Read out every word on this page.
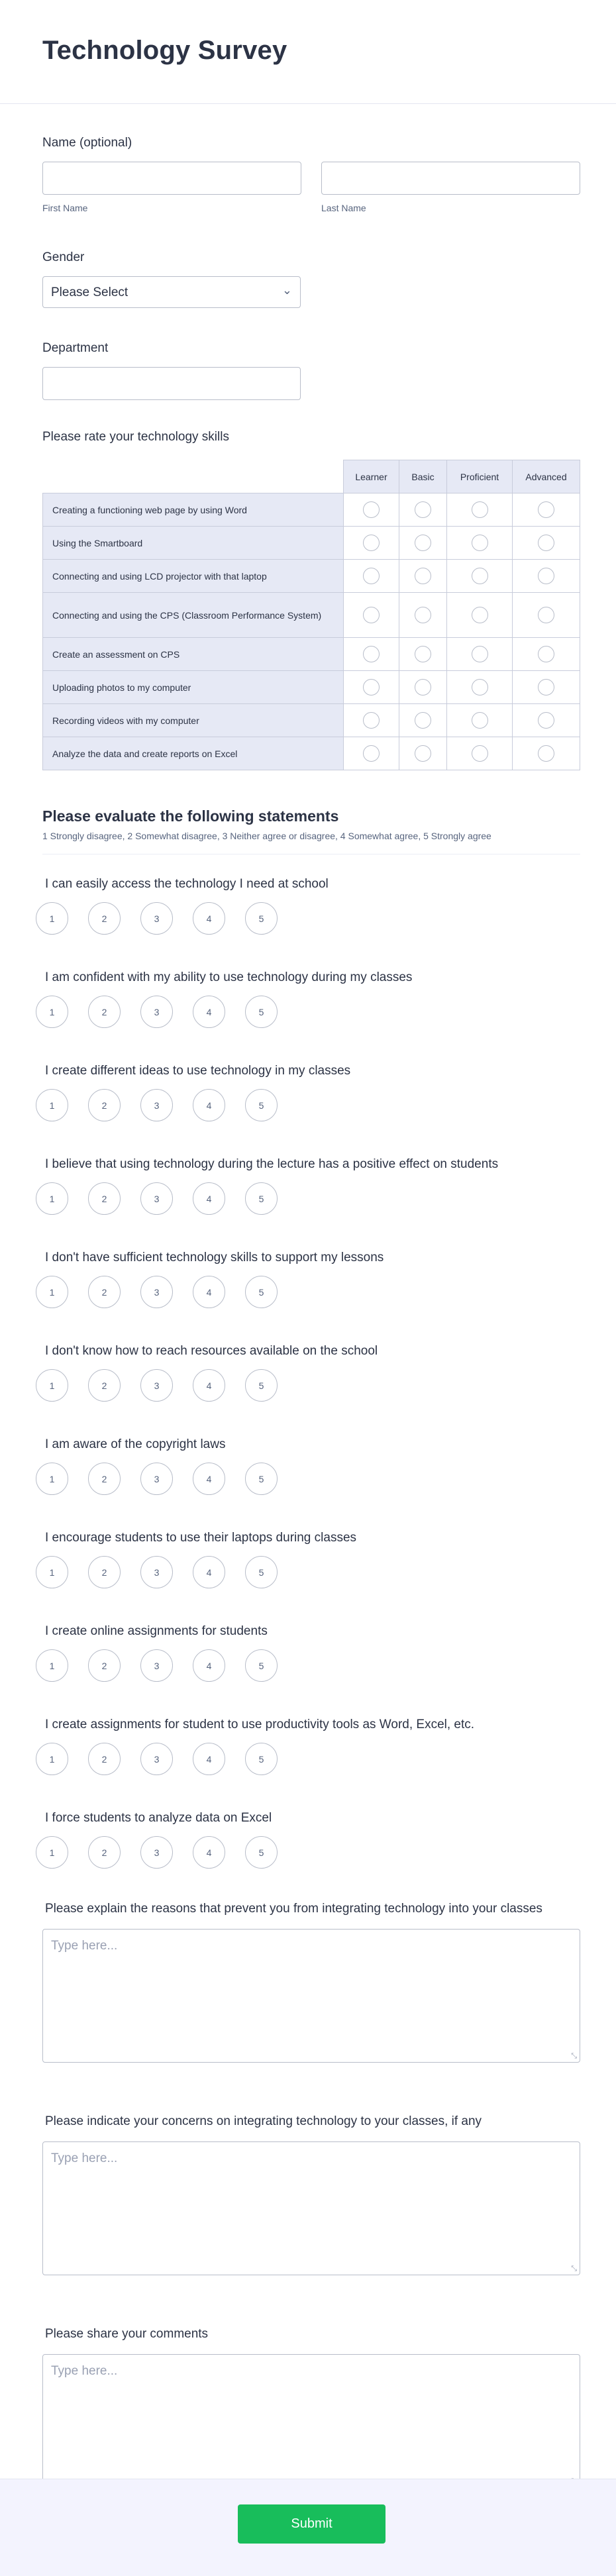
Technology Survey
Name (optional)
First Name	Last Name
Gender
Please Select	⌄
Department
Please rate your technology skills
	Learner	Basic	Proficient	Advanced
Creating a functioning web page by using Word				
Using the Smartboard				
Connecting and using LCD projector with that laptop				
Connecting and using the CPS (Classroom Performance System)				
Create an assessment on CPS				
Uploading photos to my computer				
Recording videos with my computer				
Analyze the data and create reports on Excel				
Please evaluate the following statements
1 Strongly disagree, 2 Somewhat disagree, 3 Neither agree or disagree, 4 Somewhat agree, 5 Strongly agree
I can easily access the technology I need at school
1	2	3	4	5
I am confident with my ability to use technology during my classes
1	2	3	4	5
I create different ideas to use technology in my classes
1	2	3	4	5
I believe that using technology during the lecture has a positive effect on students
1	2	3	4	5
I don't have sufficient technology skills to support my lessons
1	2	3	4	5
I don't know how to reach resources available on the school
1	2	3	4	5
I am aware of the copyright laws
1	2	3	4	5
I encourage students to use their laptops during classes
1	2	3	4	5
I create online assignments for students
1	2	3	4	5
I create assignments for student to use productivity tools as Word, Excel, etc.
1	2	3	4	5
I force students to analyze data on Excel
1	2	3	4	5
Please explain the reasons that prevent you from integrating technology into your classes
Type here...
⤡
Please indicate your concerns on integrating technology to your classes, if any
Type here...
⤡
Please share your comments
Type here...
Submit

EXERCISE GOAL
Each line above is to be copied verbatim. Drop any image from the copy.

SOLUTION TO THIS TASK
Read out every word on this page.
Technology Survey
Name (optional)
First Name	Last Name
Gender
Please Select	⌄
Department
Please rate your technology skills
	Learner	Basic	Proficient	Advanced
Creating a functioning web page by using Word				
Using the Smartboard				
Connecting and using LCD projector with that laptop				
Connecting and using the CPS (Classroom Performance System)				
Create an assessment on CPS				
Uploading photos to my computer				
Recording videos with my computer				
Analyze the data and create reports on Excel				
Please evaluate the following statements
1 Strongly disagree, 2 Somewhat disagree, 3 Neither agree or disagree, 4 Somewhat agree, 5 Strongly agree
I can easily access the technology I need at school
1	2	3	4	5
I am confident with my ability to use technology during my classes
1	2	3	4	5
I create different ideas to use technology in my classes
1	2	3	4	5
I believe that using technology during the lecture has a positive effect on students
1	2	3	4	5
I don't have sufficient technology skills to support my lessons
1	2	3	4	5
I don't know how to reach resources available on the school
1	2	3	4	5
I am aware of the copyright laws
1	2	3	4	5
I encourage students to use their laptops during classes
1	2	3	4	5
I create online assignments for students
1	2	3	4	5
I create assignments for student to use productivity tools as Word, Excel, etc.
1	2	3	4	5
I force students to analyze data on Excel
1	2	3	4	5
Please explain the reasons that prevent you from integrating technology into your classes
Type here...
⤡
Please indicate your concerns on integrating technology to your classes, if any
Type here...
⤡
Please share your comments
Type here...
Submit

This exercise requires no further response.